DATA SHOWN:
=-=-=-=-=

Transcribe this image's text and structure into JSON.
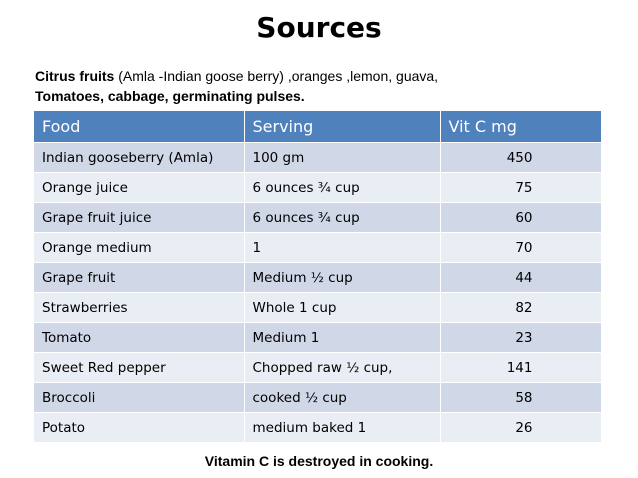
{
  "title": "Sources",
  "intro": {
    "line1_bold": "Citrus fruits",
    "line1_rest": " (Amla -Indian goose berry) ,oranges ,lemon, guava,",
    "line2_bold": "Tomatoes,  cabbage, germinating pulses."
  },
  "table": {
    "headers": [
      "Food",
      "Serving",
      "Vit C mg"
    ],
    "rows": [
      [
        "Indian gooseberry (Amla)",
        "100 gm",
        "450"
      ],
      [
        "Orange juice",
        "6 ounces ¾ cup",
        "75"
      ],
      [
        "Grape fruit juice",
        "6 ounces ¾ cup",
        "60"
      ],
      [
        "Orange medium",
        "1",
        "70"
      ],
      [
        "Grape fruit",
        "Medium ½ cup",
        "44"
      ],
      [
        "Strawberries",
        "Whole 1 cup",
        "82"
      ],
      [
        "Tomato",
        "Medium 1",
        "23"
      ],
      [
        "Sweet Red pepper",
        "Chopped  raw ½ cup,",
        "141"
      ],
      [
        "Broccoli",
        "cooked ½ cup",
        "58"
      ],
      [
        "Potato",
        "medium baked 1",
        "26"
      ]
    ]
  },
  "footer": "Vitamin C is destroyed in cooking.",
  "colors": {
    "header_bg": "#4f81bd",
    "row_odd": "#d0d8e8",
    "row_even": "#e9edf4"
  }
}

=-=-=-=-=

WHAT TO WORK ON: Pictures don't belong in the copy. Restate all the entries exactly.

RESPONSE TO THE EXERCISE:
Transcribe this image's text and structure into JSON.
{
  "title": "Sources",
  "intro": {
    "line1_bold": "Citrus fruits",
    "line1_rest": " (Amla -Indian goose berry) ,oranges ,lemon, guava,",
    "line2_bold": "Tomatoes,  cabbage, germinating pulses."
  },
  "table": {
    "headers": [
      "Food",
      "Serving",
      "Vit C mg"
    ],
    "rows": [
      [
        "Indian gooseberry (Amla)",
        "100 gm",
        "450"
      ],
      [
        "Orange juice",
        "6 ounces ¾ cup",
        "75"
      ],
      [
        "Grape fruit juice",
        "6 ounces ¾ cup",
        "60"
      ],
      [
        "Orange medium",
        "1",
        "70"
      ],
      [
        "Grape fruit",
        "Medium ½ cup",
        "44"
      ],
      [
        "Strawberries",
        "Whole 1 cup",
        "82"
      ],
      [
        "Tomato",
        "Medium 1",
        "23"
      ],
      [
        "Sweet Red pepper",
        "Chopped  raw ½ cup,",
        "141"
      ],
      [
        "Broccoli",
        "cooked ½ cup",
        "58"
      ],
      [
        "Potato",
        "medium baked 1",
        "26"
      ]
    ]
  },
  "footer": "Vitamin C is destroyed in cooking.",
  "colors": {
    "header_bg": "#4f81bd",
    "row_odd": "#d0d8e8",
    "row_even": "#e9edf4"
  }
}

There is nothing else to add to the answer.